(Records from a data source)

▼

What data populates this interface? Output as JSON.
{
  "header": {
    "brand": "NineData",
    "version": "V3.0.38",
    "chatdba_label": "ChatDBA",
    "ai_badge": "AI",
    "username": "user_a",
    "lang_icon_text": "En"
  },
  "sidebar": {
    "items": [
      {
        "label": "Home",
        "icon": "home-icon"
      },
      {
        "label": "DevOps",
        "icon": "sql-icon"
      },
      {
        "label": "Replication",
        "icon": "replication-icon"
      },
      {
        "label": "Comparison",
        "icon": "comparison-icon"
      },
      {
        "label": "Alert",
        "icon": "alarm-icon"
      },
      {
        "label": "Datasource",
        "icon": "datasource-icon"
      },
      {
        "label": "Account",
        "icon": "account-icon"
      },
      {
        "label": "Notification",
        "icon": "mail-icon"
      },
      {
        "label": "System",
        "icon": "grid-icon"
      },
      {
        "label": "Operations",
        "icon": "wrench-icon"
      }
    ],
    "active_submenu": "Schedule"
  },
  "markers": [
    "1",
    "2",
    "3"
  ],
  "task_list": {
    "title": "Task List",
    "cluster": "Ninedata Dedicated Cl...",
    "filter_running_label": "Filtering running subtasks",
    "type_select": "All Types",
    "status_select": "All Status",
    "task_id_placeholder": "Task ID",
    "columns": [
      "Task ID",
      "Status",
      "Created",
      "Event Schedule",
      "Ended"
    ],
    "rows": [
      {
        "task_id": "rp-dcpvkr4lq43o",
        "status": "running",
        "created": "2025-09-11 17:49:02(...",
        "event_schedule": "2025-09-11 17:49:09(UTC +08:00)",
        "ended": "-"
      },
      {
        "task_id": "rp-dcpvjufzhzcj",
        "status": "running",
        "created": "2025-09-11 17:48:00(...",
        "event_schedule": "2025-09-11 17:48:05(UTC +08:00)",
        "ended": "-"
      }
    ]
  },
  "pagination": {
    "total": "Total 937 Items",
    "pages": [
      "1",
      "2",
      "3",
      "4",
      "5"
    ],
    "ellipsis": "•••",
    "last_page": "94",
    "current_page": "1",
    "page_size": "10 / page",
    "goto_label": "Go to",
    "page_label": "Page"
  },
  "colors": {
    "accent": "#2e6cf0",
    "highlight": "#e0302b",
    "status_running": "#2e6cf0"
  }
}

▲

● SET TASK: From the records above, extract every entry exactly as given.

● SOLVED EXERCISE:
What data populates this interface? Output as JSON.
{
  "header": {
    "brand": "NineData",
    "version": "V3.0.38",
    "chatdba_label": "ChatDBA",
    "ai_badge": "AI",
    "username": "user_a",
    "lang_icon_text": "En"
  },
  "sidebar": {
    "items": [
      {
        "label": "Home",
        "icon": "home-icon"
      },
      {
        "label": "DevOps",
        "icon": "sql-icon"
      },
      {
        "label": "Replication",
        "icon": "replication-icon"
      },
      {
        "label": "Comparison",
        "icon": "comparison-icon"
      },
      {
        "label": "Alert",
        "icon": "alarm-icon"
      },
      {
        "label": "Datasource",
        "icon": "datasource-icon"
      },
      {
        "label": "Account",
        "icon": "account-icon"
      },
      {
        "label": "Notification",
        "icon": "mail-icon"
      },
      {
        "label": "System",
        "icon": "grid-icon"
      },
      {
        "label": "Operations",
        "icon": "wrench-icon"
      }
    ],
    "active_submenu": "Schedule"
  },
  "markers": [
    "1",
    "2",
    "3"
  ],
  "task_list": {
    "title": "Task List",
    "cluster": "Ninedata Dedicated Cl...",
    "filter_running_label": "Filtering running subtasks",
    "type_select": "All Types",
    "status_select": "All Status",
    "task_id_placeholder": "Task ID",
    "columns": [
      "Task ID",
      "Status",
      "Created",
      "Event Schedule",
      "Ended"
    ],
    "rows": [
      {
        "task_id": "rp-dcpvkr4lq43o",
        "status": "running",
        "created": "2025-09-11 17:49:02(...",
        "event_schedule": "2025-09-11 17:49:09(UTC +08:00)",
        "ended": "-"
      },
      {
        "task_id": "rp-dcpvjufzhzcj",
        "status": "running",
        "created": "2025-09-11 17:48:00(...",
        "event_schedule": "2025-09-11 17:48:05(UTC +08:00)",
        "ended": "-"
      }
    ]
  },
  "pagination": {
    "total": "Total 937 Items",
    "pages": [
      "1",
      "2",
      "3",
      "4",
      "5"
    ],
    "ellipsis": "•••",
    "last_page": "94",
    "current_page": "1",
    "page_size": "10 / page",
    "goto_label": "Go to",
    "page_label": "Page"
  },
  "colors": {
    "accent": "#2e6cf0",
    "highlight": "#e0302b",
    "status_running": "#2e6cf0"
  }
}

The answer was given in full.